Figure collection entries
--- START ---

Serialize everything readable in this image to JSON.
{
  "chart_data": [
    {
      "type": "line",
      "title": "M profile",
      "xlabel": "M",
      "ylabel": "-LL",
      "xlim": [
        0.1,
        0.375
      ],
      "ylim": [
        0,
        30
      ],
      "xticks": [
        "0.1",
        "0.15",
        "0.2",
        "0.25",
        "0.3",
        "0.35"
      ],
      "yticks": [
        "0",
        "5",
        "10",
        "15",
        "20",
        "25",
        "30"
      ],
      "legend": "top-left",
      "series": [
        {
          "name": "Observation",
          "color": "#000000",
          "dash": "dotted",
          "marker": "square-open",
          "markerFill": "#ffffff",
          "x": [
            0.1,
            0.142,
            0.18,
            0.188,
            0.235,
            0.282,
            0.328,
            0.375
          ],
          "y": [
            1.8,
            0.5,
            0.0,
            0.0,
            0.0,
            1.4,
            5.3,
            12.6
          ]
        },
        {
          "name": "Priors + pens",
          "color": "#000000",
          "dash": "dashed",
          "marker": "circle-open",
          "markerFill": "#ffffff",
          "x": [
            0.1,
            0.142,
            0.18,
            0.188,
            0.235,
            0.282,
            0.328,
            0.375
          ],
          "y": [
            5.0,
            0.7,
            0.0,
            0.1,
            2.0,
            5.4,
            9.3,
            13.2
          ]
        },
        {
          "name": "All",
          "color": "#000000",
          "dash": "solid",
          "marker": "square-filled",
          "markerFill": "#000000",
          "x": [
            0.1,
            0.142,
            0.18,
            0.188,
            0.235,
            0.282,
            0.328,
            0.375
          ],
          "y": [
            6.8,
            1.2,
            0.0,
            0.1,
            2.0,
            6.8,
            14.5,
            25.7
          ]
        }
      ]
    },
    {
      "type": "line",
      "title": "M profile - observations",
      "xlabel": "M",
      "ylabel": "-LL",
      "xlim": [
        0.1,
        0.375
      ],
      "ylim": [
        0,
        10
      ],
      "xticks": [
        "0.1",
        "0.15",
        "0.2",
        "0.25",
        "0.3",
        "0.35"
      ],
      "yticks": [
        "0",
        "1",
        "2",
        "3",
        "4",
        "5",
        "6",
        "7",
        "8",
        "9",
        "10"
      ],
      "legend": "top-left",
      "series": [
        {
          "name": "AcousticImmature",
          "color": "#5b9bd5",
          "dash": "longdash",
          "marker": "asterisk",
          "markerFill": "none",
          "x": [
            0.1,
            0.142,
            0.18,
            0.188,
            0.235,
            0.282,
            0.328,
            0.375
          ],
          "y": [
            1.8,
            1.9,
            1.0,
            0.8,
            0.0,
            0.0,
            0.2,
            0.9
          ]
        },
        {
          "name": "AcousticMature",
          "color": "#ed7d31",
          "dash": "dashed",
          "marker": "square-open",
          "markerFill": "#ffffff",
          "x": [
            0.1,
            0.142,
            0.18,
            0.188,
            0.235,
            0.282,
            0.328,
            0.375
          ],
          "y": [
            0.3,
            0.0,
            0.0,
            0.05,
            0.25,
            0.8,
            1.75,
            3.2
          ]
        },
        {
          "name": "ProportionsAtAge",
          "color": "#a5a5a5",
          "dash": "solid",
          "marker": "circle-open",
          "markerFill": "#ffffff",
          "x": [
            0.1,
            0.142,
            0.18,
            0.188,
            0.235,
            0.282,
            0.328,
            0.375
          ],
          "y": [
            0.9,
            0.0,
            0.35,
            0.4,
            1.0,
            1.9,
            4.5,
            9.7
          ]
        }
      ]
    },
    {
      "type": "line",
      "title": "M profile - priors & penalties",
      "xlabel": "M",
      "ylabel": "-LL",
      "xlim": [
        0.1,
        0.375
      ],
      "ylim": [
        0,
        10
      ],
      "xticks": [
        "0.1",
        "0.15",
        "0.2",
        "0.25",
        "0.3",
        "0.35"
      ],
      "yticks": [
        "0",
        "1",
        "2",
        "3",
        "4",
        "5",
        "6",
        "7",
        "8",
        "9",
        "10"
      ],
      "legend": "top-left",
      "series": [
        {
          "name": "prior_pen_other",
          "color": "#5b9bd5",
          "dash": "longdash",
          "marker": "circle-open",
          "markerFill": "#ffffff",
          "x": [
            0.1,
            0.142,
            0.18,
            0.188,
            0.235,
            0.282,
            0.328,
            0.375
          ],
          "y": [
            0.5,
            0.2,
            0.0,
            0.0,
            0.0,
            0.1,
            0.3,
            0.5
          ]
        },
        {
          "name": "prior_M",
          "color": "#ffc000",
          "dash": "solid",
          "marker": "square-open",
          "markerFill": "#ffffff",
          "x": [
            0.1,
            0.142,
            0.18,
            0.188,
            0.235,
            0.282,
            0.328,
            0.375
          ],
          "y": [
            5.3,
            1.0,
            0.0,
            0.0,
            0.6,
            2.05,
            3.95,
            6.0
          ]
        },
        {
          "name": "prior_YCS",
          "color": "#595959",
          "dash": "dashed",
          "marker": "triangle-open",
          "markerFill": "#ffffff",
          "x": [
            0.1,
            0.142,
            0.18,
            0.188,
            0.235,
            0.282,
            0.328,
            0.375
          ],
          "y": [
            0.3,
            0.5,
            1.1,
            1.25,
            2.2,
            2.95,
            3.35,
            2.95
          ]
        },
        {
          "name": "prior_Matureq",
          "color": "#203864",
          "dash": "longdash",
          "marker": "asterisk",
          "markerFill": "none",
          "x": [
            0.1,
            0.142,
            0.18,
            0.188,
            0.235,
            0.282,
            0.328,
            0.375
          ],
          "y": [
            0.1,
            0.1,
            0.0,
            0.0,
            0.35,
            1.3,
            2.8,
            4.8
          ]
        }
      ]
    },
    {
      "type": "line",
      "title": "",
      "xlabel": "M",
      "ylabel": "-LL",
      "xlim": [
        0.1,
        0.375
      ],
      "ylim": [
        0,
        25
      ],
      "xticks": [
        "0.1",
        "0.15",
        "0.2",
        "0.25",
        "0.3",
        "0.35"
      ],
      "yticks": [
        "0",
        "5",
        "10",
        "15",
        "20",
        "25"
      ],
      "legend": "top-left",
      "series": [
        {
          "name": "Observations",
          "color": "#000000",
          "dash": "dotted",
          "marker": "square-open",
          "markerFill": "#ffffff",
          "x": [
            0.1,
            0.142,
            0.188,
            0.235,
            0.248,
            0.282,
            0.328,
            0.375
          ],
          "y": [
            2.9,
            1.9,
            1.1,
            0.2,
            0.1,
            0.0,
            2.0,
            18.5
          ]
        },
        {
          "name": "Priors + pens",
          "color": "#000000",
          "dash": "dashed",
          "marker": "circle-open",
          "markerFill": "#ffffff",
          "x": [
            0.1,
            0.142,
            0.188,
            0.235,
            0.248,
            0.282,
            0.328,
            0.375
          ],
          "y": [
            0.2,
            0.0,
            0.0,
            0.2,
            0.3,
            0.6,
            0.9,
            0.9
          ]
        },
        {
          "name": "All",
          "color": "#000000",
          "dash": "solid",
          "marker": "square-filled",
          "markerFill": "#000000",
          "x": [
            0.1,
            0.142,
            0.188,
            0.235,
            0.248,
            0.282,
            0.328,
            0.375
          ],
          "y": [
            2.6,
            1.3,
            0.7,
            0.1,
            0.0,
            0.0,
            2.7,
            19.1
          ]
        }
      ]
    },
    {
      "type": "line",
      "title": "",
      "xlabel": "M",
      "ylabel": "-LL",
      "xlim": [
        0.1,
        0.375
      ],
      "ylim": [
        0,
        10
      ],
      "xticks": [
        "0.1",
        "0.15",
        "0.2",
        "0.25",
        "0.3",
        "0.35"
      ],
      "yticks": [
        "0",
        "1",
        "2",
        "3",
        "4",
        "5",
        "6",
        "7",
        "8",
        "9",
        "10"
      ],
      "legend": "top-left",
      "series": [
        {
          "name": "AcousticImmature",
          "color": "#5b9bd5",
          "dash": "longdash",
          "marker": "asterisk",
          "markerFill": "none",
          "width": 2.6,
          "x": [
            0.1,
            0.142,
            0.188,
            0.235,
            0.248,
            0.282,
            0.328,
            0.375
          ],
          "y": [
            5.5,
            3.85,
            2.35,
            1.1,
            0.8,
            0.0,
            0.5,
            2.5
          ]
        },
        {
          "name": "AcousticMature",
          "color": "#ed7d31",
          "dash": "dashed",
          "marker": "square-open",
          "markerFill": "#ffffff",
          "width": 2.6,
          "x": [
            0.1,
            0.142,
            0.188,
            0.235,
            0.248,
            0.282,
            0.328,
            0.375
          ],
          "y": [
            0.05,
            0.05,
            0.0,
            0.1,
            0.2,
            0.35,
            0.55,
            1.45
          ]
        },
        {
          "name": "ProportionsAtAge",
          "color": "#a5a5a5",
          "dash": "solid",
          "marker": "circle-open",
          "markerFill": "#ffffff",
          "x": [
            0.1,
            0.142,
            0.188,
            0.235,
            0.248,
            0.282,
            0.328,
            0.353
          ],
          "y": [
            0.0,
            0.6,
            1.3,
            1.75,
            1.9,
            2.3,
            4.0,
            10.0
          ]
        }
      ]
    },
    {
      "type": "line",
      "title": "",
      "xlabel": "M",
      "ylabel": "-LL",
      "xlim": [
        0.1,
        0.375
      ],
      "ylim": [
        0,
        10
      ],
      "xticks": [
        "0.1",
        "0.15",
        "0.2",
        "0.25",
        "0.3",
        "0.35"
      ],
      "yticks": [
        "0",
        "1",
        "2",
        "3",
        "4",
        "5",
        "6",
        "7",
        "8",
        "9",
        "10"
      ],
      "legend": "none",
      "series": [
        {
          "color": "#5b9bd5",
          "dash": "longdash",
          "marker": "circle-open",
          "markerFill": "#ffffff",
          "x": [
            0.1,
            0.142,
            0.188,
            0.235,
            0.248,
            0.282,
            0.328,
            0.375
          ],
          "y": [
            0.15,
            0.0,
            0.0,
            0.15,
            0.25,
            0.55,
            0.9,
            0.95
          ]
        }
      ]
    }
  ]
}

--- END ---

* _What this task involves_: Which lines contain "profile"? Copy each of them out.

* _Exercise solution_:
      "title": "M profile",
      "title": "M profile - observations",
      "title": "M profile - priors & penalties",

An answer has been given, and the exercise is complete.